"""
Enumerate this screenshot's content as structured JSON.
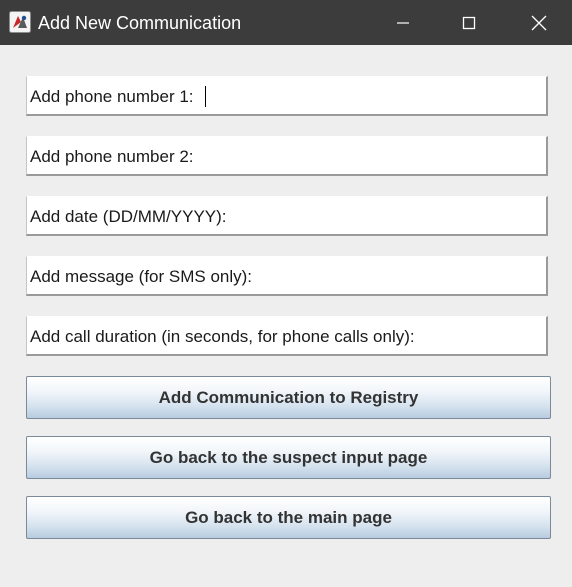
{
  "window": {
    "title": "Add New Communication",
    "icons": {
      "app": "java-app-icon",
      "minimize": "minimize-icon",
      "maximize": "maximize-icon",
      "close": "close-icon"
    }
  },
  "form": {
    "fields": [
      {
        "label": "Add phone number 1:",
        "value": "",
        "focused": true
      },
      {
        "label": "Add phone number 2:",
        "value": ""
      },
      {
        "label": "Add date (DD/MM/YYYY):",
        "value": ""
      },
      {
        "label": "Add message (for SMS only):",
        "value": ""
      },
      {
        "label": "Add call duration (in seconds, for phone calls only):",
        "value": ""
      }
    ]
  },
  "buttons": {
    "add": "Add Communication to Registry",
    "back_suspect": "Go back to the suspect input page",
    "back_main": "Go back to the main page"
  },
  "colors": {
    "titlebar": "#3c3c3c",
    "window_bg": "#eeeeee",
    "field_bg": "#ffffff",
    "button_text": "#333333"
  }
}
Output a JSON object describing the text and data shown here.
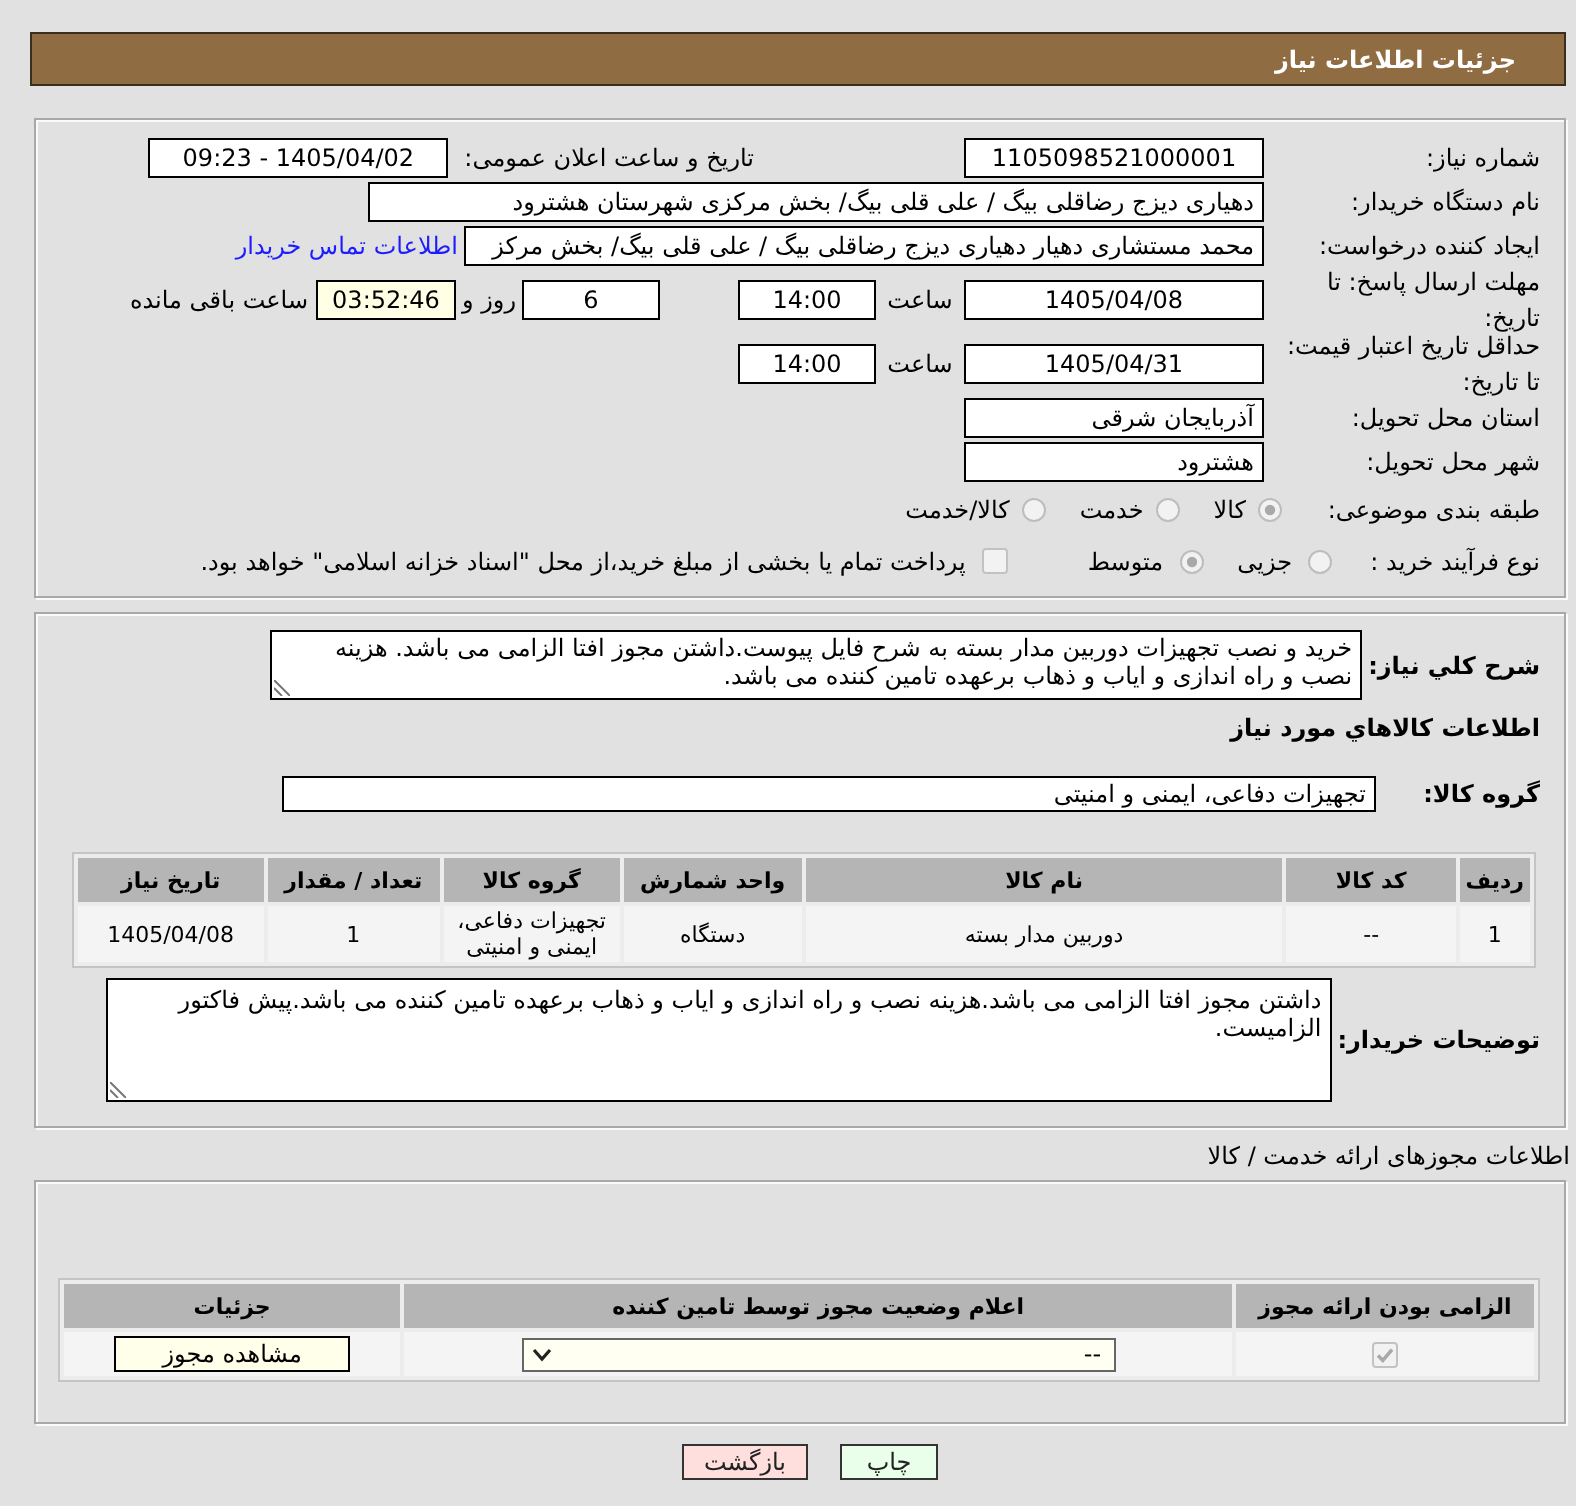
"""
**DIRECTION**:
Identify which lines contain the word "phone" and copy each one.

**SOLUTION TO THIS TASK**:
        "label": "Add phone number 1:",
        "label": "Add phone number 2:",
        "label": "Add call duration (in seconds, for phone calls only):",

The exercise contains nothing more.